## [任务要求]
将材料从第一行起，到包含“followers-stat[interactable]: 6681粉丝 <box>230”的那一行为止（含该行），逐字照抄下来。

···

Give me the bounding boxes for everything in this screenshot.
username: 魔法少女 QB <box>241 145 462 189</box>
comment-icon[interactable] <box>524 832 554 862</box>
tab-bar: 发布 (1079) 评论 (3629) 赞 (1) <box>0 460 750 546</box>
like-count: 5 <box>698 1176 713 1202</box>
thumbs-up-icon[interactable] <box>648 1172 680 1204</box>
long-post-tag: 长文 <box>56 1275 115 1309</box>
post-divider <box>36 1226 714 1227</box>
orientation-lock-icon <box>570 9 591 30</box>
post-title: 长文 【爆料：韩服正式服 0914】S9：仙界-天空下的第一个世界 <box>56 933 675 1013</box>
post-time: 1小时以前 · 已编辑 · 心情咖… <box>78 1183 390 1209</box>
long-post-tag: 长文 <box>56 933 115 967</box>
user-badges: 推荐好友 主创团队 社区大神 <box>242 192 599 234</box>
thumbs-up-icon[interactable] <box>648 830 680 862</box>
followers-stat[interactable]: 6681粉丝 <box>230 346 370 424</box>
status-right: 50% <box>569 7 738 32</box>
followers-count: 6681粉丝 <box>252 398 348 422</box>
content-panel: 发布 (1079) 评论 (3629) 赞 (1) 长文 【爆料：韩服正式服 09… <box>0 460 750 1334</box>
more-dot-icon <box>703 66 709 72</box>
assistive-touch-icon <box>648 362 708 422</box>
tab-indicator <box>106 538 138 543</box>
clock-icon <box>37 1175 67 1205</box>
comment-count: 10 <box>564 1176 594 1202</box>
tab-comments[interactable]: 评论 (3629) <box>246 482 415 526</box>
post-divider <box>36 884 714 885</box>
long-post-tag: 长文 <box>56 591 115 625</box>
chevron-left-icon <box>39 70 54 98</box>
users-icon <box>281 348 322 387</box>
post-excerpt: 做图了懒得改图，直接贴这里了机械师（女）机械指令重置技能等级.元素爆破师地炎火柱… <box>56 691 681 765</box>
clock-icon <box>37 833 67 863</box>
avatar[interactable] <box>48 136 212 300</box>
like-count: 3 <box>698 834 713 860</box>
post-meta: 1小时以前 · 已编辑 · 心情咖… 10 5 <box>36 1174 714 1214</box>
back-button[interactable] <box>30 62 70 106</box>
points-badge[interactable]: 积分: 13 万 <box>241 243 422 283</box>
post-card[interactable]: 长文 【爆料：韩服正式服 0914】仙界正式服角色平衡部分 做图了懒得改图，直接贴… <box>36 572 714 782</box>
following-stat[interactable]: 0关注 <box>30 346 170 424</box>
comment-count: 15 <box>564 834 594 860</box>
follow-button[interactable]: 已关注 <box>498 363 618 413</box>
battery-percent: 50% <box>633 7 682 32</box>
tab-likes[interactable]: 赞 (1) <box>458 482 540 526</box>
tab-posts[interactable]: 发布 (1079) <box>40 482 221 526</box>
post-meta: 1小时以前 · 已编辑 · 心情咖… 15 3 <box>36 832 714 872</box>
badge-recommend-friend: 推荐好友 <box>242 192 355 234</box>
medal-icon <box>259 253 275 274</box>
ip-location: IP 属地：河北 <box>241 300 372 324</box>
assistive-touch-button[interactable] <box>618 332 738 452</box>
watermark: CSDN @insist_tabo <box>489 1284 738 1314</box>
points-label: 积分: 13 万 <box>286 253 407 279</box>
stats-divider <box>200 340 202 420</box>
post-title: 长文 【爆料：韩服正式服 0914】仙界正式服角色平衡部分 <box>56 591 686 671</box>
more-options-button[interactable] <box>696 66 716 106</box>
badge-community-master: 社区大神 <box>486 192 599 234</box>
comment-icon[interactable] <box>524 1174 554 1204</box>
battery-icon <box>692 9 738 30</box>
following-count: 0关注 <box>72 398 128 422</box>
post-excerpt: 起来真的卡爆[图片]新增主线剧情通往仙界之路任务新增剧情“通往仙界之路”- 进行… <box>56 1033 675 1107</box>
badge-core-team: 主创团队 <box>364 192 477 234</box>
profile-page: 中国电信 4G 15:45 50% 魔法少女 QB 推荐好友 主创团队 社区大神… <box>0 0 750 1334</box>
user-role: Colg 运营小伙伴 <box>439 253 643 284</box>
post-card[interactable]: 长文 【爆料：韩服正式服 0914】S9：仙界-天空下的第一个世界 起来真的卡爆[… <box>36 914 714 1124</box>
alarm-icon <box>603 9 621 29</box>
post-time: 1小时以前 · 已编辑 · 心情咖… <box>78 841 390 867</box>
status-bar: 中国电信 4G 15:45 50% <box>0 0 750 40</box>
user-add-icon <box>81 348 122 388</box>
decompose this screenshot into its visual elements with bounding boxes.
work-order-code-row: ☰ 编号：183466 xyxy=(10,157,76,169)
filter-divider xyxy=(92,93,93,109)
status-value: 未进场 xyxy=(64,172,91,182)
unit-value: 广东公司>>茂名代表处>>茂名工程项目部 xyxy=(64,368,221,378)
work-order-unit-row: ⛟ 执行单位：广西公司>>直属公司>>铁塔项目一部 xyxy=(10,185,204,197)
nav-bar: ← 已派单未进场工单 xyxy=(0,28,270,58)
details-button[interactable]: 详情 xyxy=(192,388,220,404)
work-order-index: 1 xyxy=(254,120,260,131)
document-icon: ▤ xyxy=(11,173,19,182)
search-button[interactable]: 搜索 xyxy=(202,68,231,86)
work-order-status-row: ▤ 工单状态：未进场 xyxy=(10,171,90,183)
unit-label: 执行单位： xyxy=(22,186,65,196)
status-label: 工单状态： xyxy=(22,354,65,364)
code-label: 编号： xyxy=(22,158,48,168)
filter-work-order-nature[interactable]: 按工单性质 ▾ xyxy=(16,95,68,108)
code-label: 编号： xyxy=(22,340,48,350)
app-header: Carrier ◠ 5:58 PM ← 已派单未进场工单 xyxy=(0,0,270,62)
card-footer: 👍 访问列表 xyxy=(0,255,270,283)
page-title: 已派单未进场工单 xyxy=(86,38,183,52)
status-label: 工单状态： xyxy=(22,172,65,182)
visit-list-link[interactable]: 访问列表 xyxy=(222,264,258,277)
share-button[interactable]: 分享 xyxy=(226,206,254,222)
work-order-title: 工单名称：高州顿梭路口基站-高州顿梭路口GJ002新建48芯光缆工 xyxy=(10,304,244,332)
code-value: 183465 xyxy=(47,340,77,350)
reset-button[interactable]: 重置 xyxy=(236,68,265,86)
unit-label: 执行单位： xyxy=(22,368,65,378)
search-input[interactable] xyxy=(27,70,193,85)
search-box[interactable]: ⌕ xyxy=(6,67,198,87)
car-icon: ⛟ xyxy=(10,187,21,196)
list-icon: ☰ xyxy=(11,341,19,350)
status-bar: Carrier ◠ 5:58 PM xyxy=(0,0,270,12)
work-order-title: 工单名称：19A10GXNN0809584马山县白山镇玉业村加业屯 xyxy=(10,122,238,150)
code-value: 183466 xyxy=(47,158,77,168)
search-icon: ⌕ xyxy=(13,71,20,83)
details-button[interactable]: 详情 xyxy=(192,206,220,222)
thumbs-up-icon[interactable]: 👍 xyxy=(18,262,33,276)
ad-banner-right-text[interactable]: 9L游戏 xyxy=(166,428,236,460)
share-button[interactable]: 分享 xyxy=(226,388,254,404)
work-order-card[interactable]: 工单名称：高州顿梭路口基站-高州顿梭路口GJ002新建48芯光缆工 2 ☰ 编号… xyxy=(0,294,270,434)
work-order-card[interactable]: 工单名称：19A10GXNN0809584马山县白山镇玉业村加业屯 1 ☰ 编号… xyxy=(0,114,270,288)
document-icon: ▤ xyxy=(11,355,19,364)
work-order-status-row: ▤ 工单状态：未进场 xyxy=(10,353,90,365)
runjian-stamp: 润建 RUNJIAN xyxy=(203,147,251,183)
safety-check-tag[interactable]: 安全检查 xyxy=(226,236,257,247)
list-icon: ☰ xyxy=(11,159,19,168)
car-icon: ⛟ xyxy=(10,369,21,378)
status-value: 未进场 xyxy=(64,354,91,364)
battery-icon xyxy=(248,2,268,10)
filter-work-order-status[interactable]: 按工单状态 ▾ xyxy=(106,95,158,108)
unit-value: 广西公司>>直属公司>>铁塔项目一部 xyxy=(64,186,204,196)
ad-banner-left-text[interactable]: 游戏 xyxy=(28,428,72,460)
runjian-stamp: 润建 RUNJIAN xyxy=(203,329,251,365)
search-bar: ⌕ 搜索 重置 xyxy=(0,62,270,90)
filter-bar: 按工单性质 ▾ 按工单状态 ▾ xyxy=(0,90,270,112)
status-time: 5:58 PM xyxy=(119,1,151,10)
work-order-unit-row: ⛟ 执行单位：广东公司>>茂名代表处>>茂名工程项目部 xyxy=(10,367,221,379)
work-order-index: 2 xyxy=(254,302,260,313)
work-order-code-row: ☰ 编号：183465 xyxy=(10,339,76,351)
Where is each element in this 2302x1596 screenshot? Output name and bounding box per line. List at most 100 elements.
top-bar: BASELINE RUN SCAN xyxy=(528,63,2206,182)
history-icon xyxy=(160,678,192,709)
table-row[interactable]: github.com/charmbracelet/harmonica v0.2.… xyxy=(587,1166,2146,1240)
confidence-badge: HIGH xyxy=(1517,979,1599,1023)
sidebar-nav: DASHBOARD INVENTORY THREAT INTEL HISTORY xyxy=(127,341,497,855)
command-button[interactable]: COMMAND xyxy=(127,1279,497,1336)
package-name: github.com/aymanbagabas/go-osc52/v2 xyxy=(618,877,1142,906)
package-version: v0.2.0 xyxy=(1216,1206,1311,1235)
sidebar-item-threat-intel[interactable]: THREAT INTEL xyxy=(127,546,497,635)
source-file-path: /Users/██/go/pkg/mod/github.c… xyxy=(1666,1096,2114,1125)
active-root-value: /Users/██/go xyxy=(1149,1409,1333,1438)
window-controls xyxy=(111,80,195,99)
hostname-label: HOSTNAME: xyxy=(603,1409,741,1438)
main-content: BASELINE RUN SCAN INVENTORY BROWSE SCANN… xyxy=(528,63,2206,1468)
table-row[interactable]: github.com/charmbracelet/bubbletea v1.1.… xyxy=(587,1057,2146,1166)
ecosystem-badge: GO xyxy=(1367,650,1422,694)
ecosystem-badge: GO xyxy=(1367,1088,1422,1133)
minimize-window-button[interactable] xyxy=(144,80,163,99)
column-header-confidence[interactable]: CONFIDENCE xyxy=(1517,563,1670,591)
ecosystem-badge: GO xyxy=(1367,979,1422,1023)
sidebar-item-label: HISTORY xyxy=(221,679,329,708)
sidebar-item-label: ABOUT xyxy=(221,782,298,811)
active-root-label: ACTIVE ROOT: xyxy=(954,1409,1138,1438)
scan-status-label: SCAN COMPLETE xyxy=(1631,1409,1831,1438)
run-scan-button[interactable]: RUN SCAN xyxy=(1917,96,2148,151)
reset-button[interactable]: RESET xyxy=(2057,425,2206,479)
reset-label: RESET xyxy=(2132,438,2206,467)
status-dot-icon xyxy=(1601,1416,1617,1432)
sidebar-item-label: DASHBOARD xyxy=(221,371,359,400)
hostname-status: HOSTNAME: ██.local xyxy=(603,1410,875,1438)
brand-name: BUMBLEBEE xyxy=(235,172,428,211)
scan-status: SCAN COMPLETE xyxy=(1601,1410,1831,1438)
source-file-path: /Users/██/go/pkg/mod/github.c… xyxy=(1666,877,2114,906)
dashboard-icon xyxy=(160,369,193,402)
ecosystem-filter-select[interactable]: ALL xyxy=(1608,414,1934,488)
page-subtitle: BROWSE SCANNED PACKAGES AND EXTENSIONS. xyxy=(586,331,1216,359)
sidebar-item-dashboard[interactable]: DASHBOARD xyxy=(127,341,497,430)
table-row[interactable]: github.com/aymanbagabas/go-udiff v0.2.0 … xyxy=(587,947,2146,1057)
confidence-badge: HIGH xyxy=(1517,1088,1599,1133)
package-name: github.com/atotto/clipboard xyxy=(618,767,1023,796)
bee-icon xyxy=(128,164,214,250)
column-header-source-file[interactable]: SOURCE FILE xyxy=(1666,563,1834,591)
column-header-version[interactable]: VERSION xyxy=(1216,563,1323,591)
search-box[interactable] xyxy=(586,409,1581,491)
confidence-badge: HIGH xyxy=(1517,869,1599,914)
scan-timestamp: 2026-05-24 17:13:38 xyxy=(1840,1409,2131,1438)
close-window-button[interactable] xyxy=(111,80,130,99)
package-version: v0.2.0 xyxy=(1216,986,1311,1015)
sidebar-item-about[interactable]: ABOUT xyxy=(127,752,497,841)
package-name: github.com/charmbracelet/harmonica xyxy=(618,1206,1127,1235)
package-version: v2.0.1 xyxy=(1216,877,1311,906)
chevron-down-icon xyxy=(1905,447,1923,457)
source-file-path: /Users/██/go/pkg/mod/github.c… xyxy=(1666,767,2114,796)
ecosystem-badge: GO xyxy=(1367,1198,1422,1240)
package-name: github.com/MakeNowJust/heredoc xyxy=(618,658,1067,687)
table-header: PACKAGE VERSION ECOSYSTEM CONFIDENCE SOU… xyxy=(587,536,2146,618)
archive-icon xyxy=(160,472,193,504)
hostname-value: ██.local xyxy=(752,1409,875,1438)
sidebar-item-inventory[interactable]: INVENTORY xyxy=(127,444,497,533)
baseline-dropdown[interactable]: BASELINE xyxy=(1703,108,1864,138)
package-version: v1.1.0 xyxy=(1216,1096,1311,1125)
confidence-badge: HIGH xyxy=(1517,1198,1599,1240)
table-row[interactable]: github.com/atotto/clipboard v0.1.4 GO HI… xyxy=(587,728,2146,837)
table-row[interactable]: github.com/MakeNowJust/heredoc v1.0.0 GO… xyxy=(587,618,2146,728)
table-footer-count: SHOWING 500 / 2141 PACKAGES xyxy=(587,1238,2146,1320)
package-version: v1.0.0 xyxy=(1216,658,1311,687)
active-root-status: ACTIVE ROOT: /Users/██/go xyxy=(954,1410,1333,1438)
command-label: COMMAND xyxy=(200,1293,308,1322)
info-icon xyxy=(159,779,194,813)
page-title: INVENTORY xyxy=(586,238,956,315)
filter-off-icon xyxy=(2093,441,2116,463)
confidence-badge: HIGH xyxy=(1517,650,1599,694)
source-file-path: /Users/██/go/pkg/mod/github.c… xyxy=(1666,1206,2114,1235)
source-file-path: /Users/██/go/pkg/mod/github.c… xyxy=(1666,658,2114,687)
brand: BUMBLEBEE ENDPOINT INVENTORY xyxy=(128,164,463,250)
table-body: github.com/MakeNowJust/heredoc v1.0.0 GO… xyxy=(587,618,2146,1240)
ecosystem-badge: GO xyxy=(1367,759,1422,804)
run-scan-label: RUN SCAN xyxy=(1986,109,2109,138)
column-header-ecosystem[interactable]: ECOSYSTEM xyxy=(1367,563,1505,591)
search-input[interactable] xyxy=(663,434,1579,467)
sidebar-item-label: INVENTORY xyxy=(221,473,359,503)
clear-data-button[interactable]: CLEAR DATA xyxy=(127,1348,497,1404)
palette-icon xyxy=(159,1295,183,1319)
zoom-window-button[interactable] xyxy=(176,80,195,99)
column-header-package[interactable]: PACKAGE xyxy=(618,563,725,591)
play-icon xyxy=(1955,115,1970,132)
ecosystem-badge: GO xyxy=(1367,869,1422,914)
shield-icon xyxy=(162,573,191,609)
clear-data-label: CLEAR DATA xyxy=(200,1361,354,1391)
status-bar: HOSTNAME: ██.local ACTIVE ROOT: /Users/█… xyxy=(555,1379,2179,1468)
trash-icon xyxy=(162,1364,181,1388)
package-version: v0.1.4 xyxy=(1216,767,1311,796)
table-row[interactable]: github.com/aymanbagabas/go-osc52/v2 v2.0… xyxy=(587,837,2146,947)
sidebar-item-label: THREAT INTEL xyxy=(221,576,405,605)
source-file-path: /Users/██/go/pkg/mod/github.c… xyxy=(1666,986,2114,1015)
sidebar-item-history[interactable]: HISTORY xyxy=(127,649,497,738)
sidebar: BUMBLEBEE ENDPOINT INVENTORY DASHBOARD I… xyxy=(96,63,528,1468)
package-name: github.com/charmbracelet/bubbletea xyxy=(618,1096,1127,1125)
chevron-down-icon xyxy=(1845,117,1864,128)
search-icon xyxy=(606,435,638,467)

···

## [本题解答]
Give me the bounding boxes for everything in this screenshot.
username: 魔法少女 QB <box>241 145 462 189</box>
comment-icon[interactable] <box>524 832 554 862</box>
tab-bar: 发布 (1079) 评论 (3629) 赞 (1) <box>0 460 750 546</box>
like-count: 5 <box>698 1176 713 1202</box>
thumbs-up-icon[interactable] <box>648 1172 680 1204</box>
long-post-tag: 长文 <box>56 1275 115 1309</box>
post-divider <box>36 1226 714 1227</box>
orientation-lock-icon <box>570 9 591 30</box>
post-title: 长文 【爆料：韩服正式服 0914】S9：仙界-天空下的第一个世界 <box>56 933 675 1013</box>
post-time: 1小时以前 · 已编辑 · 心情咖… <box>78 1183 390 1209</box>
long-post-tag: 长文 <box>56 933 115 967</box>
user-badges: 推荐好友 主创团队 社区大神 <box>242 192 599 234</box>
thumbs-up-icon[interactable] <box>648 830 680 862</box>
followers-stat[interactable]: 6681粉丝 <box>230 346 370 424</box>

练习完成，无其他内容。